**The exercise:** Review the listing and copy each line that holds the word "waveform".

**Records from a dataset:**
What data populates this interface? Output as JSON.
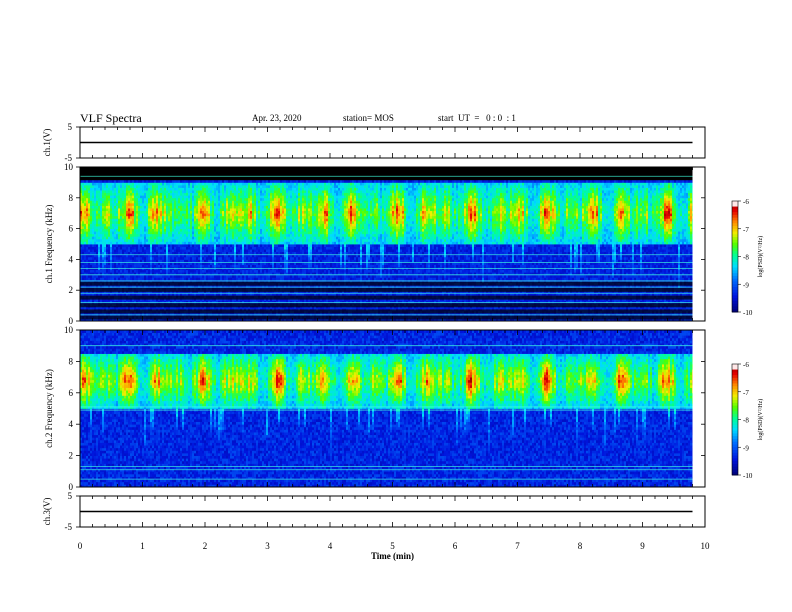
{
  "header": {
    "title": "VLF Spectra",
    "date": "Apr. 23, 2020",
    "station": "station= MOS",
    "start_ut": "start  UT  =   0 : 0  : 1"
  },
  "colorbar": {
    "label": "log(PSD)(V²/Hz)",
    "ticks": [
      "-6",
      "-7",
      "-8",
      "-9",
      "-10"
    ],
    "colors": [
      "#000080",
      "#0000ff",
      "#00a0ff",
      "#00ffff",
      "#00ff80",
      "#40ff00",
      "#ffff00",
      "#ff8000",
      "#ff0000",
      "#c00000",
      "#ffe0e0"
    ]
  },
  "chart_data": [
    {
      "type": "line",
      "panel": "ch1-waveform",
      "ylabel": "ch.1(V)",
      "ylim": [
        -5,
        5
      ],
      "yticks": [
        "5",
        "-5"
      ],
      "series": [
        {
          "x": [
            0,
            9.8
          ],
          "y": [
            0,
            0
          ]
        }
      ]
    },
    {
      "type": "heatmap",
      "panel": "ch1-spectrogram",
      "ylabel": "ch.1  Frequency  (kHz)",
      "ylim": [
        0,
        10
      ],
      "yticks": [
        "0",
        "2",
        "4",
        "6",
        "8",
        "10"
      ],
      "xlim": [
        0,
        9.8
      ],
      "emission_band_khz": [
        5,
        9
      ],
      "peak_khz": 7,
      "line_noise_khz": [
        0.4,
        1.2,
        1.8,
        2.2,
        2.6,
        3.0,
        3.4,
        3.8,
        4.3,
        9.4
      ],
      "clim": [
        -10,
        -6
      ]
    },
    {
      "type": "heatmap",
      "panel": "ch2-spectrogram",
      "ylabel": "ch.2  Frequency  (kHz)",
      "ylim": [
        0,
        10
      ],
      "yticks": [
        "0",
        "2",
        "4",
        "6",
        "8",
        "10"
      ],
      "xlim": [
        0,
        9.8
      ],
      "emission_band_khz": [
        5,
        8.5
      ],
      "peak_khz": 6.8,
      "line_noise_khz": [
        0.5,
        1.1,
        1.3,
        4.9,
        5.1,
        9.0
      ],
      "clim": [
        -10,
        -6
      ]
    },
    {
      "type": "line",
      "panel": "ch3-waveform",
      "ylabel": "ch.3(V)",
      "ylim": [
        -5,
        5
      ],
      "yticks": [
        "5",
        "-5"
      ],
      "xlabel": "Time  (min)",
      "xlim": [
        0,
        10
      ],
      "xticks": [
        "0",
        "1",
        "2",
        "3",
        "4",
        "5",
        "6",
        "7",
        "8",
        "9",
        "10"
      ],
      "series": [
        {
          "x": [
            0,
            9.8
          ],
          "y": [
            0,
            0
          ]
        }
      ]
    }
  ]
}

--

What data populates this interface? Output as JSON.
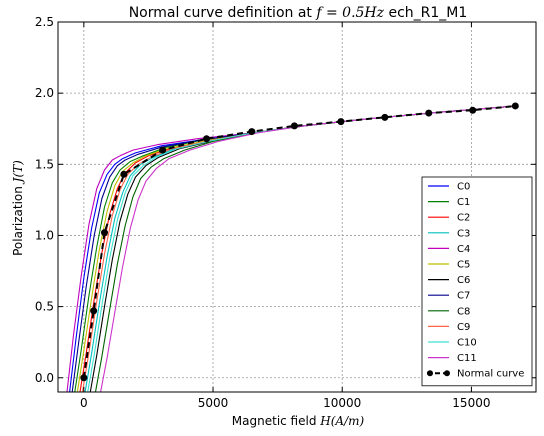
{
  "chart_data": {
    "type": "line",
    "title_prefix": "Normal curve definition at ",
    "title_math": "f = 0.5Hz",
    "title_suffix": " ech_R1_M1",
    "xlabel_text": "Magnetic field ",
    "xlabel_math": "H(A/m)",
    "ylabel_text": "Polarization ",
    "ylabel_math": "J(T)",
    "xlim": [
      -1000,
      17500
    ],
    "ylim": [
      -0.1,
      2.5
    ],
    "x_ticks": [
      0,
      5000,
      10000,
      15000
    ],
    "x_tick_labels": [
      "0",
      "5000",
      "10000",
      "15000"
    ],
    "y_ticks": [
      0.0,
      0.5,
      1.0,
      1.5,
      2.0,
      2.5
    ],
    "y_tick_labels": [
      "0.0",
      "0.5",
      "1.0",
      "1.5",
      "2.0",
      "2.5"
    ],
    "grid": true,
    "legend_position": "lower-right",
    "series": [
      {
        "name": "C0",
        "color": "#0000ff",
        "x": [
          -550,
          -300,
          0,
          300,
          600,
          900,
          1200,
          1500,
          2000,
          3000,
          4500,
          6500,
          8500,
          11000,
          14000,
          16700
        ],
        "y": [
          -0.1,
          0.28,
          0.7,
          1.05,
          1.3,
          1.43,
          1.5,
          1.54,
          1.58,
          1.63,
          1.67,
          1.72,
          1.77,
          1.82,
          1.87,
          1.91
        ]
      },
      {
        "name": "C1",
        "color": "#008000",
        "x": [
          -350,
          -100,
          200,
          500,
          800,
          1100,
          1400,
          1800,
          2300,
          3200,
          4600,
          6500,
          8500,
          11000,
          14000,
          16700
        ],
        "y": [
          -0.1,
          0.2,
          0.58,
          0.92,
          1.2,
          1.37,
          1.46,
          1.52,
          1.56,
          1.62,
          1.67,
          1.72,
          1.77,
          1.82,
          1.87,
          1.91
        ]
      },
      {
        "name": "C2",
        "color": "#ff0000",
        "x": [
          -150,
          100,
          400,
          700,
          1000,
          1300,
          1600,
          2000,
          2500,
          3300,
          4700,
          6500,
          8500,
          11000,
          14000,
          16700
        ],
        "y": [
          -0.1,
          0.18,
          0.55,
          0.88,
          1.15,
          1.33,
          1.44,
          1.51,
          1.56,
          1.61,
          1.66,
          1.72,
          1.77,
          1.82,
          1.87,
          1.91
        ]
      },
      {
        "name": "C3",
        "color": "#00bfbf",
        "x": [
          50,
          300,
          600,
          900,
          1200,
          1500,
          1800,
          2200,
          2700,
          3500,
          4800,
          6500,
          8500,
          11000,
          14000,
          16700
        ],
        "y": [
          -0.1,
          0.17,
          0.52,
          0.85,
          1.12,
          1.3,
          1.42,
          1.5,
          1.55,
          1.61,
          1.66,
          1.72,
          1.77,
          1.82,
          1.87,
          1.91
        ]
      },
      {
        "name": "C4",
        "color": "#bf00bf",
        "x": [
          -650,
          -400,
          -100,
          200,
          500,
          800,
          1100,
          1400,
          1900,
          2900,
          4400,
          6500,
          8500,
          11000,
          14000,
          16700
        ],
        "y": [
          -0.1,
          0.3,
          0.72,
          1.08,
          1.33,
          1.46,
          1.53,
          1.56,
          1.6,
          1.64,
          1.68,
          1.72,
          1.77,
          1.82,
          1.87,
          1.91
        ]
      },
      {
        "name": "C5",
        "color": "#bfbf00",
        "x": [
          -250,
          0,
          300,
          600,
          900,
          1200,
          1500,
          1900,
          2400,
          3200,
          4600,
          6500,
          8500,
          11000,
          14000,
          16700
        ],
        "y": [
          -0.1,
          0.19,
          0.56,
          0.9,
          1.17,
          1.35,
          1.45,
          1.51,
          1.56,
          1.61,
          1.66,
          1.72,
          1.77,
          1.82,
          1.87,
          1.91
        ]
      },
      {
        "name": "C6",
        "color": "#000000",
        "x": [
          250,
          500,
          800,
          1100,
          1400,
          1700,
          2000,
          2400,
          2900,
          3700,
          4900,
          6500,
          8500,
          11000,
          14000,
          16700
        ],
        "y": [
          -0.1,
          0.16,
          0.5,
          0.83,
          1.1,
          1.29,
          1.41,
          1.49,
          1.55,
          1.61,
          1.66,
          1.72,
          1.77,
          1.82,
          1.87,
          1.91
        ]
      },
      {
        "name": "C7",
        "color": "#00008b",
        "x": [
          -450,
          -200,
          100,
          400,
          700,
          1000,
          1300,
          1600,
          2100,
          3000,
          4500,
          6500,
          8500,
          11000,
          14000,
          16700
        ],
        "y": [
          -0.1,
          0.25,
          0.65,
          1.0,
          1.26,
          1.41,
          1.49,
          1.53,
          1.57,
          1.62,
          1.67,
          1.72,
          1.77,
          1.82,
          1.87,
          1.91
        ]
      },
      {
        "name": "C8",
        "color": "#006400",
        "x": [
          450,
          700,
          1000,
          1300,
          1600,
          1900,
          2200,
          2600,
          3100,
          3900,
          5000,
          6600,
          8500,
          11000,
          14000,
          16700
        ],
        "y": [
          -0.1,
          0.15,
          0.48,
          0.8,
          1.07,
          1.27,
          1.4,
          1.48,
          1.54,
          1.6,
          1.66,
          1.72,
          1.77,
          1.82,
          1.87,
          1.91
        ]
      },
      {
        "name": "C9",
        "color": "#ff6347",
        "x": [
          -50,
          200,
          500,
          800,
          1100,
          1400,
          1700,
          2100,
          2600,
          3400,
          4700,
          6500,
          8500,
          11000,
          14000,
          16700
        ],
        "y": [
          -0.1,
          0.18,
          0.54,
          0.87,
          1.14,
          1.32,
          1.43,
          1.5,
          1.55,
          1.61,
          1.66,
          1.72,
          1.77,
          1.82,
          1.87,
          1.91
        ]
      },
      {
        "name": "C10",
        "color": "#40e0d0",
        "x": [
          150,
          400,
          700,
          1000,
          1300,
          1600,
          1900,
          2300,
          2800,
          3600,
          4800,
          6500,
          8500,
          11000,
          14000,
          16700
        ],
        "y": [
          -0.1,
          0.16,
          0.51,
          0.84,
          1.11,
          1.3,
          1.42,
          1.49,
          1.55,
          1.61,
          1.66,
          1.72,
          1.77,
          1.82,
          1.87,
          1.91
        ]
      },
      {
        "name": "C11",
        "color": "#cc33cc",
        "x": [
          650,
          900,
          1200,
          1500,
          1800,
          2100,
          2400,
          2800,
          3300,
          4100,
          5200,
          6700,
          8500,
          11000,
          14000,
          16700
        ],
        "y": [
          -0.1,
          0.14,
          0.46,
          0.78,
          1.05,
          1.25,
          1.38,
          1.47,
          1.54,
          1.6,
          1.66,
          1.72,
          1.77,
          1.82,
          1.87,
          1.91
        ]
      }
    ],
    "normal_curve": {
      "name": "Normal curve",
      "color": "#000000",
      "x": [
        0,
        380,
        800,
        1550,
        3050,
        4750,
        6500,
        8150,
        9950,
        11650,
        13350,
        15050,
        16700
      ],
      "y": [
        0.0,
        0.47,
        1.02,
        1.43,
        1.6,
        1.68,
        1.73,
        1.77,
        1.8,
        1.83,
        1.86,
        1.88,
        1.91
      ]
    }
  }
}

**Completed exercise:**
      "panel": "ch1-waveform",
      "panel": "ch3-waveform",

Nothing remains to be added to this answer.